> **TO DO**: Return every entry exactly.

> **EXERCISE INPUT**:
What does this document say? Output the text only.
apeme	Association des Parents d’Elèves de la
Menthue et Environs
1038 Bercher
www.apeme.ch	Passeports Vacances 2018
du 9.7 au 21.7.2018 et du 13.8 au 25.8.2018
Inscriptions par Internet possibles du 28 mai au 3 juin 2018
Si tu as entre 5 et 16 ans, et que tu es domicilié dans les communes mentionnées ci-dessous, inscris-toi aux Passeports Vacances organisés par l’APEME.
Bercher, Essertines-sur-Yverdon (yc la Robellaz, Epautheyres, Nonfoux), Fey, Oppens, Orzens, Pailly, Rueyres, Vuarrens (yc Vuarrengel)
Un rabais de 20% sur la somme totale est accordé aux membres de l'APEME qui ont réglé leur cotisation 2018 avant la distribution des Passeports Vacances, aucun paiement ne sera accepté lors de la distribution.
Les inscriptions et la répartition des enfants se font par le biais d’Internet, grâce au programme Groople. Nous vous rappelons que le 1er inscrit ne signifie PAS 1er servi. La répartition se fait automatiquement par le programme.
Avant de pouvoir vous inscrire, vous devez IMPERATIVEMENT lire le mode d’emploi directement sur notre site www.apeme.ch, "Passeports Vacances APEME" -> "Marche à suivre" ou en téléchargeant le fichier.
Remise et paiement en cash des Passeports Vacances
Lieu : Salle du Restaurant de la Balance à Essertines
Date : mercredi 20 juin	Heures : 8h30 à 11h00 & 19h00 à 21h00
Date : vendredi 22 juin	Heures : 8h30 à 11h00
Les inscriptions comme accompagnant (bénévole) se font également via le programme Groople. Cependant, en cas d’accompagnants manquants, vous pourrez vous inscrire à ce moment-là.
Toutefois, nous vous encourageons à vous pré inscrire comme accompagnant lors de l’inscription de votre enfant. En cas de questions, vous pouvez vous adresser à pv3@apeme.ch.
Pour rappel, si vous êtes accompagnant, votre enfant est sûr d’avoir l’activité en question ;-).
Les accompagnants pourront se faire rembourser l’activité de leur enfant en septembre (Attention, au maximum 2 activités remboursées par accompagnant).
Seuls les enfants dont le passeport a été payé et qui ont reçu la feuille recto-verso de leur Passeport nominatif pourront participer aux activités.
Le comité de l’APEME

> **ANSWER FOR THE TASK**:
What does this document say? Output the text only.
apeme	Association des Parents d’Elèves de la
Menthue et Environs
1038 Bercher
www.apeme.ch	Passeports Vacances 2018
du 9.7 au 21.7.2018 et du 13.8 au 25.8.2018
Inscriptions par Internet possibles du 28 mai au 3 juin 2018
Si tu as entre 5 et 16 ans, et que tu es domicilié dans les communes mentionnées ci-dessous, inscris-toi aux Passeports Vacances organisés par l’APEME.
Bercher, Essertines-sur-Yverdon (yc la Robellaz, Epautheyres, Nonfoux), Fey, Oppens, Orzens, Pailly, Rueyres, Vuarrens (yc Vuarrengel)
Un rabais de 20% sur la somme totale est accordé aux membres de l'APEME qui ont réglé leur cotisation 2018 avant la distribution des Passeports Vacances, aucun paiement ne sera accepté lors de la distribution.
Les inscriptions et la répartition des enfants se font par le biais d’Internet, grâce au programme Groople. Nous vous rappelons que le 1er inscrit ne signifie PAS 1er servi. La répartition se fait automatiquement par le programme.
Avant de pouvoir vous inscrire, vous devez IMPERATIVEMENT lire le mode d’emploi directement sur notre site www.apeme.ch, "Passeports Vacances APEME" -> "Marche à suivre" ou en téléchargeant le fichier.
Remise et paiement en cash des Passeports Vacances
Lieu : Salle du Restaurant de la Balance à Essertines
Date : mercredi 20 juin	Heures : 8h30 à 11h00 & 19h00 à 21h00
Date : vendredi 22 juin	Heures : 8h30 à 11h00
Les inscriptions comme accompagnant (bénévole) se font également via le programme Groople. Cependant, en cas d’accompagnants manquants, vous pourrez vous inscrire à ce moment-là.
Toutefois, nous vous encourageons à vous pré inscrire comme accompagnant lors de l’inscription de votre enfant. En cas de questions, vous pouvez vous adresser à pv3@apeme.ch.
Pour rappel, si vous êtes accompagnant, votre enfant est sûr d’avoir l’activité en question ;-).
Les accompagnants pourront se faire rembourser l’activité de leur enfant en septembre (Attention, au maximum 2 activités remboursées par accompagnant).
Seuls les enfants dont le passeport a été payé et qui ont reçu la feuille recto-verso de leur Passeport nominatif pourront participer aux activités.
Le comité de l’APEME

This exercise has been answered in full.